======== DATA TO PROCESS

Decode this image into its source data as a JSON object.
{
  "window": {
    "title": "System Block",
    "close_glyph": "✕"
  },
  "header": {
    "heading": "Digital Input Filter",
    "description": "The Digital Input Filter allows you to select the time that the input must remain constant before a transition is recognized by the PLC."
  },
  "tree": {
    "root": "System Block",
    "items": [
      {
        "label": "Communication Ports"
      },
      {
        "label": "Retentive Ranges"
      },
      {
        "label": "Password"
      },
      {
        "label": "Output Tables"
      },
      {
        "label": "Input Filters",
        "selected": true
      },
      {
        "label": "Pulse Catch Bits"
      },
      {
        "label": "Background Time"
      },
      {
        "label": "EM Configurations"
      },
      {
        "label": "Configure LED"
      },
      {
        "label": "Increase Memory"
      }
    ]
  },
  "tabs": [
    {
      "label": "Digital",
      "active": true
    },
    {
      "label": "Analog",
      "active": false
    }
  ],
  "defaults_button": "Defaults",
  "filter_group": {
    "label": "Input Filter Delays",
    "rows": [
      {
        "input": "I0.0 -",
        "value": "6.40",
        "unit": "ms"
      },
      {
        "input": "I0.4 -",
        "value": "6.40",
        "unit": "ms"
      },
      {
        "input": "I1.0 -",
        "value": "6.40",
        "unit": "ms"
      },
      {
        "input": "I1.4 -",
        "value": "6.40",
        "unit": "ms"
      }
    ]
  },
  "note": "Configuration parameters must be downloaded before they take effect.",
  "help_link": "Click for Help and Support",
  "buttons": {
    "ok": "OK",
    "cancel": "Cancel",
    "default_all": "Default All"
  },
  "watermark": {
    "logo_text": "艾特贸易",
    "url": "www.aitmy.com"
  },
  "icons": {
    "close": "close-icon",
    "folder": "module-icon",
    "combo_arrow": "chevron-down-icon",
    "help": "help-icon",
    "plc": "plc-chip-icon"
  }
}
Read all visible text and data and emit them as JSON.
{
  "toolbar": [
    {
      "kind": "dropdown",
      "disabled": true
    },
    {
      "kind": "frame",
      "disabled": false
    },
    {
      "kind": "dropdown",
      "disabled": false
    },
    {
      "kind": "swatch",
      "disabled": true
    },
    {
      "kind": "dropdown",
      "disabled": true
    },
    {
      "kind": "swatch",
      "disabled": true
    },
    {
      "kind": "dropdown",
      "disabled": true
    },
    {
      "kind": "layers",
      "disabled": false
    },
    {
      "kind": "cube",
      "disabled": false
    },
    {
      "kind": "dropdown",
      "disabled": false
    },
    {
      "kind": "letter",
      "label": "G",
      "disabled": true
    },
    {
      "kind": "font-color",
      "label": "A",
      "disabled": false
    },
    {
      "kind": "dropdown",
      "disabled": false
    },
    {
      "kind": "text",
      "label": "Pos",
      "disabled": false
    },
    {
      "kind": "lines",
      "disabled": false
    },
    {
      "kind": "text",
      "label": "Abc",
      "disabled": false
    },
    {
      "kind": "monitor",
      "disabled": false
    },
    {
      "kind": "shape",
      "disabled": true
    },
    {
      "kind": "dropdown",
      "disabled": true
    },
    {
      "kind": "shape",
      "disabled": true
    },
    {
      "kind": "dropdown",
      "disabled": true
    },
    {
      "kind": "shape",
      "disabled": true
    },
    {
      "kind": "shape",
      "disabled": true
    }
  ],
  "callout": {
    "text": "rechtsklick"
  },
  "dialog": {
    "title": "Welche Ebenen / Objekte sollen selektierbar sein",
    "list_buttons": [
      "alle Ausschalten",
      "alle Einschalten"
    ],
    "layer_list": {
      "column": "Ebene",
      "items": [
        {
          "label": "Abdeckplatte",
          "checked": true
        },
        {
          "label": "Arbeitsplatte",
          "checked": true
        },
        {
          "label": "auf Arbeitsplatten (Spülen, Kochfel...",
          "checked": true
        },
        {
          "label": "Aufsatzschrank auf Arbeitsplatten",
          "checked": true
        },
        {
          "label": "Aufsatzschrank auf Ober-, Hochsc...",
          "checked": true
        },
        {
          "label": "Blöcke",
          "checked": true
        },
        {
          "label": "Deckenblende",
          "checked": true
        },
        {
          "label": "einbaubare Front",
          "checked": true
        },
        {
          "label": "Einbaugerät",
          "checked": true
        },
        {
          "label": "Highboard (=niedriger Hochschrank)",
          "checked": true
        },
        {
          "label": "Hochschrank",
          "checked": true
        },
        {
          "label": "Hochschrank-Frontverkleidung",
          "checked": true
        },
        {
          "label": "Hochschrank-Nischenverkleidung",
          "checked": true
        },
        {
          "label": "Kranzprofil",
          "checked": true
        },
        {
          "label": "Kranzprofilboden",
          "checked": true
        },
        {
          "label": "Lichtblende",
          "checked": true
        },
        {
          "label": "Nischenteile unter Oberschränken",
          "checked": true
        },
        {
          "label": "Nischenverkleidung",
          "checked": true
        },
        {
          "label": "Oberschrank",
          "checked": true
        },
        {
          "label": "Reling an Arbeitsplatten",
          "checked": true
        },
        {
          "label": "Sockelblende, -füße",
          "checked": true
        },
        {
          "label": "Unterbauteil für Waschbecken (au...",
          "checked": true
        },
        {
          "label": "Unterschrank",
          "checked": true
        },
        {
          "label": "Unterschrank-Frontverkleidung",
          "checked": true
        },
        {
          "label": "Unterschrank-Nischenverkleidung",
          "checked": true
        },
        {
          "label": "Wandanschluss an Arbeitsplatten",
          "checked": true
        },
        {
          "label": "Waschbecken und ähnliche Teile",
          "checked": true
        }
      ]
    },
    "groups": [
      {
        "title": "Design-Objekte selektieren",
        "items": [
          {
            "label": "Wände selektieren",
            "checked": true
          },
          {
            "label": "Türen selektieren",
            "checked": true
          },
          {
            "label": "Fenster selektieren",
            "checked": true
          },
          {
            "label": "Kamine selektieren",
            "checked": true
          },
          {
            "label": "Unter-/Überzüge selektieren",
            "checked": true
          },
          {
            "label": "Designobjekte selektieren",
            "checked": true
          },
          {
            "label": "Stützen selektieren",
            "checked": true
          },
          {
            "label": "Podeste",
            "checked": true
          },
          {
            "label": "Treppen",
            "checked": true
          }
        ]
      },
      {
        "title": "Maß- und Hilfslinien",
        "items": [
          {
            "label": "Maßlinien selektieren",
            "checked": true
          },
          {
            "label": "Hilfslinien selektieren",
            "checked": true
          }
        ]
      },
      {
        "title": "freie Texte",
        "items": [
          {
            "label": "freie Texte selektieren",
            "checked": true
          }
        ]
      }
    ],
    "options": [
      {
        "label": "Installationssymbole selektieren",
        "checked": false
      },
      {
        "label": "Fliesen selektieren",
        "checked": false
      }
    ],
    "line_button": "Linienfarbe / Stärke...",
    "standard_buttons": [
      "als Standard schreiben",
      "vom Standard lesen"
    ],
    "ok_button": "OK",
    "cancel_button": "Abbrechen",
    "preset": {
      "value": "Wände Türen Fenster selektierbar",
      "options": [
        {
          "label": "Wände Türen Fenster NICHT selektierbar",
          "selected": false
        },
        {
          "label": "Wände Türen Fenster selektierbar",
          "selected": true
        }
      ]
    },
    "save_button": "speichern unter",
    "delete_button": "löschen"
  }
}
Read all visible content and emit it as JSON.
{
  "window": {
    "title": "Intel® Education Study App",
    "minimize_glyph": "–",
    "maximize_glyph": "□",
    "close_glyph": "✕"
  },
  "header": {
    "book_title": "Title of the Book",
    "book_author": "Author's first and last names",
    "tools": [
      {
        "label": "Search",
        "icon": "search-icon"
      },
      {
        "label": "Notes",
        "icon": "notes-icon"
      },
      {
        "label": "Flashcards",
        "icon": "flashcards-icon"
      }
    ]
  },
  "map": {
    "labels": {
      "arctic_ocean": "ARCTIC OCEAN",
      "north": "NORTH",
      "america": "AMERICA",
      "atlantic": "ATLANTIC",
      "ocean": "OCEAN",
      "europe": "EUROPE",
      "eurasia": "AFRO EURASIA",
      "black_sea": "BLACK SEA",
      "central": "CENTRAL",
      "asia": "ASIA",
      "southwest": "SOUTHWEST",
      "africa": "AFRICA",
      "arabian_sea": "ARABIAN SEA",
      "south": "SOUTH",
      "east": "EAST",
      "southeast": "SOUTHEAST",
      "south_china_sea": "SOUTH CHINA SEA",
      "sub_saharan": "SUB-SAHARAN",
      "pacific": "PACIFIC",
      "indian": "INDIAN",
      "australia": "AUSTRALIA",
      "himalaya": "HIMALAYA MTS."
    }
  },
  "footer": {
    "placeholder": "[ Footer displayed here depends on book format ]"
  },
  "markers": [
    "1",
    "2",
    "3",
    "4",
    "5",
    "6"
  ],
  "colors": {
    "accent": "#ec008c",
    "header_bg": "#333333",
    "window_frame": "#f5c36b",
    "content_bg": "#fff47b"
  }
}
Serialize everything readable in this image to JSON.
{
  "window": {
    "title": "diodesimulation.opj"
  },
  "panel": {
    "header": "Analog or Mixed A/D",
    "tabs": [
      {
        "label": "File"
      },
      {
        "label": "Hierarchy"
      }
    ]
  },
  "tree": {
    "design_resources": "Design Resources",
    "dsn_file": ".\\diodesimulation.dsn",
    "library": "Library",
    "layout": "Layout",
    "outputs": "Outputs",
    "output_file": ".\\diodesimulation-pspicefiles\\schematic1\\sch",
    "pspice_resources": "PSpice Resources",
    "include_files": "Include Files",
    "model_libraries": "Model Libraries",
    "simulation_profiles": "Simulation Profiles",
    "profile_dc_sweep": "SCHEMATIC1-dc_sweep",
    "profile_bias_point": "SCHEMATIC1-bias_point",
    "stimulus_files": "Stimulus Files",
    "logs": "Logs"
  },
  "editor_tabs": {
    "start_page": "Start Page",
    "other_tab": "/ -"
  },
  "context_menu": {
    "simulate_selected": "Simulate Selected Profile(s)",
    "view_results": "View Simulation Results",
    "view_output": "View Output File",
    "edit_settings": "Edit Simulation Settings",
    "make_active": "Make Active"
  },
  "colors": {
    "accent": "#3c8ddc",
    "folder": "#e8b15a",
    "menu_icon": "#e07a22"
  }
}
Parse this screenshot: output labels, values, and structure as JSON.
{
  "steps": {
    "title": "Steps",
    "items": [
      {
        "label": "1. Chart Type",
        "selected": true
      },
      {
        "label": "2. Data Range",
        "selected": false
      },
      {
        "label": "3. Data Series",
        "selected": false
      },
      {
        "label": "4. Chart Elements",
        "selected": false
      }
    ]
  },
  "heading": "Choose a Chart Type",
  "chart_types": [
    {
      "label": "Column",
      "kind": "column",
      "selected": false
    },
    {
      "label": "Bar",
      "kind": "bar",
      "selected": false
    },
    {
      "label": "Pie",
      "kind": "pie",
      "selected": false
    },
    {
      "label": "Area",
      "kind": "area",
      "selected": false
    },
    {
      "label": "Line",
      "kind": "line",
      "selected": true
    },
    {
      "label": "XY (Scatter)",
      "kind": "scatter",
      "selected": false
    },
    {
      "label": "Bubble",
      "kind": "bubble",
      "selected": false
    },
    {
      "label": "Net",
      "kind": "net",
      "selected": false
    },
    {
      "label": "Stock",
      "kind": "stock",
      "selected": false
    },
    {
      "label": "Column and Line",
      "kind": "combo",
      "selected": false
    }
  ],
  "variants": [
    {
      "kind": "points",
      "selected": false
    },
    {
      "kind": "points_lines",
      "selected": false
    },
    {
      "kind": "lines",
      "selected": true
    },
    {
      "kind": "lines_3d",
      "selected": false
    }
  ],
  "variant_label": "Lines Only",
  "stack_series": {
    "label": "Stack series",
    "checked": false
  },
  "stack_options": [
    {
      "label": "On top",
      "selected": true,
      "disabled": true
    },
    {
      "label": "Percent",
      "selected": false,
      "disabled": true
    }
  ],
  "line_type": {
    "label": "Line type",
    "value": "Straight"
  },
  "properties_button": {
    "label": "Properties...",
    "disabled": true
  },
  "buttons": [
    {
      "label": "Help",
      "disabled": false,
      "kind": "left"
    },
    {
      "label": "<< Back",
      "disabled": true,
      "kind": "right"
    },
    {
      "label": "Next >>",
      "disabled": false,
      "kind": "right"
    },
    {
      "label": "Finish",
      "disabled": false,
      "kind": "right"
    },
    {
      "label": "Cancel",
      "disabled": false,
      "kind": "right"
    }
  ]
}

================

_WRITTEN TASK_
Copy every line above in which the string "this" shows up.

_COMPLETE ANSWER_
Decode this image into its source data as a JSON object.
Serialize everything readable in this image to JSON.
Parse this screenshot: output labels, values, and structure as JSON.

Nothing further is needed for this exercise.